(Saved entries)

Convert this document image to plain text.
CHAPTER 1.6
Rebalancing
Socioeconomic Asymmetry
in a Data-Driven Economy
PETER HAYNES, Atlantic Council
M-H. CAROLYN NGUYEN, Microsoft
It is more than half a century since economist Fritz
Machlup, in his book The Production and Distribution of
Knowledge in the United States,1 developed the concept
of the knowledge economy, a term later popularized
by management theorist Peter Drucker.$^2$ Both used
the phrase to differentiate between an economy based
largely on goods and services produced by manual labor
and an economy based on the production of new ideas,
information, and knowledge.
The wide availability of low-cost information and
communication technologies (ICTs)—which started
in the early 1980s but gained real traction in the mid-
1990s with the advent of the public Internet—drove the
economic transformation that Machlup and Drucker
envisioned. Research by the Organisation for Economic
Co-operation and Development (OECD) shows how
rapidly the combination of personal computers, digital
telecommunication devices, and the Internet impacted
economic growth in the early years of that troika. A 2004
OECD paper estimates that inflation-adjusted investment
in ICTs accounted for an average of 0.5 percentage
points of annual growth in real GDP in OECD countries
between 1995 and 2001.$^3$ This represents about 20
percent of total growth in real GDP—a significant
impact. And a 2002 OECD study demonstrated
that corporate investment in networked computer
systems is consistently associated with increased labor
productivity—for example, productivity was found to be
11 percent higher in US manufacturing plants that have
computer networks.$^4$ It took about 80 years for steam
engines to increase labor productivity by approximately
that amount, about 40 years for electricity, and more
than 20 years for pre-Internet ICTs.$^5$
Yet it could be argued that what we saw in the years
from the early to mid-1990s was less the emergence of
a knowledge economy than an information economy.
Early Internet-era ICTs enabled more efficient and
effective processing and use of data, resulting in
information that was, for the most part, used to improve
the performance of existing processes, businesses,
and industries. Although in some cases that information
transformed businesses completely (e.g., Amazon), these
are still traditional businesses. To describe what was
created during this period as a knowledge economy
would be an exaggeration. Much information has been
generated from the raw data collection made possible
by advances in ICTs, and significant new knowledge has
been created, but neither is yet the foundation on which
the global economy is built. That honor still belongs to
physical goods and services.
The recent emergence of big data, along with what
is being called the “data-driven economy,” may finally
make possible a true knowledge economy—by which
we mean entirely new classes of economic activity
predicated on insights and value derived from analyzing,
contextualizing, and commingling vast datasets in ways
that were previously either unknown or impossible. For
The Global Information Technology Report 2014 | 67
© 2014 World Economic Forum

> **JOB**
Output nothing but the number of lines in the data containing the string "been".

> **COMPLETE RESPONSE**
2